◆ Your objective ◆
Scan the lines below for the string "wall" and copy every one that has it.

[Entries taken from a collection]
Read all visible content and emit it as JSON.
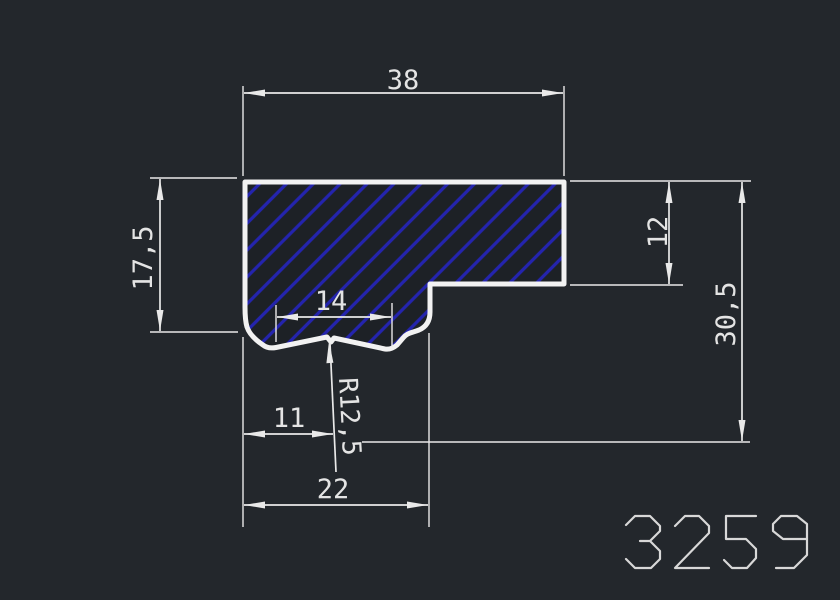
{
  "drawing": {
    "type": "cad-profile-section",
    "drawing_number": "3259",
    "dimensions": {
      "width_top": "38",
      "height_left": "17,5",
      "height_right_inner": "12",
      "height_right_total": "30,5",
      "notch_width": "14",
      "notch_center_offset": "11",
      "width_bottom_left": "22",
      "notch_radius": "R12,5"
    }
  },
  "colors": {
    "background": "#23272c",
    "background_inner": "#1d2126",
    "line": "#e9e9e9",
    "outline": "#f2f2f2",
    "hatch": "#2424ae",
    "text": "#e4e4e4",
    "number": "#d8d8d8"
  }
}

---

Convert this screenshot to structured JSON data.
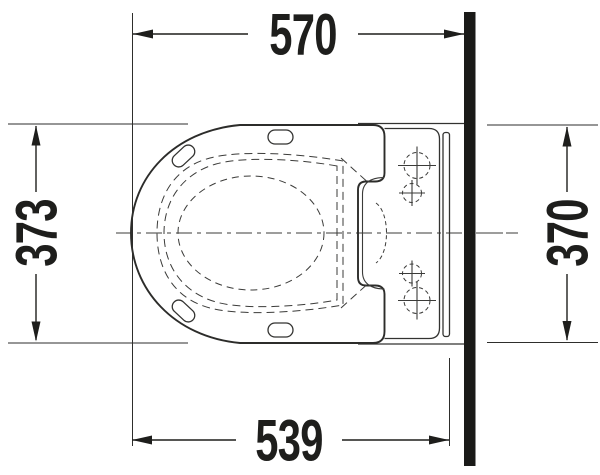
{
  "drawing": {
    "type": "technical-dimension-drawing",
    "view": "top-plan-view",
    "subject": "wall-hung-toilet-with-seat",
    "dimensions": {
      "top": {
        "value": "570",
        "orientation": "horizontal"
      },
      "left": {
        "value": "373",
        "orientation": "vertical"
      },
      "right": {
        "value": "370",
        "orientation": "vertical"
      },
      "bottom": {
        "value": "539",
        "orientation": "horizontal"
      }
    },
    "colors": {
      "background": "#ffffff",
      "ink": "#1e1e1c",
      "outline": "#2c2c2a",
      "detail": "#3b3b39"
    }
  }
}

---

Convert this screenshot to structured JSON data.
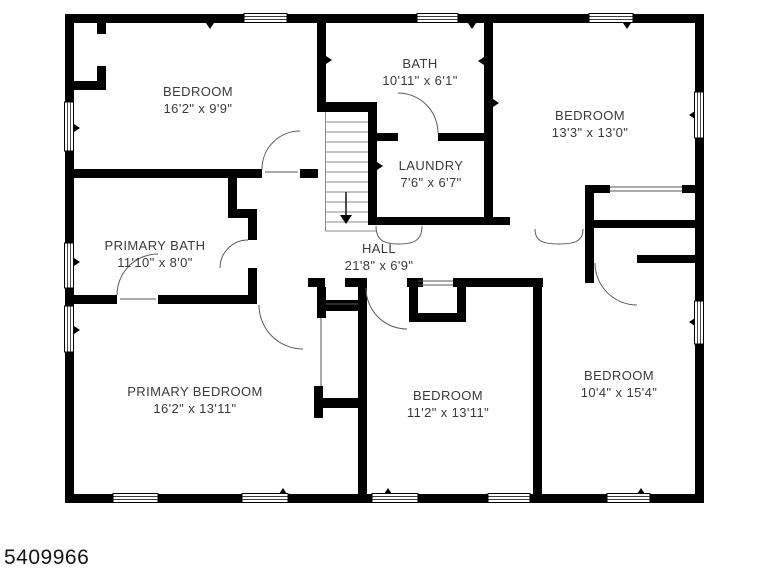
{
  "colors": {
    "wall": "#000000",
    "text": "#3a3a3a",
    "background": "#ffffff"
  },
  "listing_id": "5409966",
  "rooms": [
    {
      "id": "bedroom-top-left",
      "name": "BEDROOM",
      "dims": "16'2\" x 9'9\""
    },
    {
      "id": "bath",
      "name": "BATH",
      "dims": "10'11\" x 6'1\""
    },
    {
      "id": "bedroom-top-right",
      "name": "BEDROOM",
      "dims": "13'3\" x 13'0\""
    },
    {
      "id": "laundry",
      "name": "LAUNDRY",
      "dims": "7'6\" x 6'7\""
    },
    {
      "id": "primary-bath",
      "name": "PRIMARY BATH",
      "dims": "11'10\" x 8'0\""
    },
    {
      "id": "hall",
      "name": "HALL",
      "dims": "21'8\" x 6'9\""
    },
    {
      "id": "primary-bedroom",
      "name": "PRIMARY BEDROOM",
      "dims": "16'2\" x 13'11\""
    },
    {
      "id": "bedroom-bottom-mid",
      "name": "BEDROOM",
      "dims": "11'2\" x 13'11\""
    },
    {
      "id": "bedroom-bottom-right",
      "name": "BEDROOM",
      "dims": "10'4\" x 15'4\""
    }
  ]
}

◆ Correct answer ◆
    "subject": "wall-hung-toilet-with-seat",
    "wall": "#000000",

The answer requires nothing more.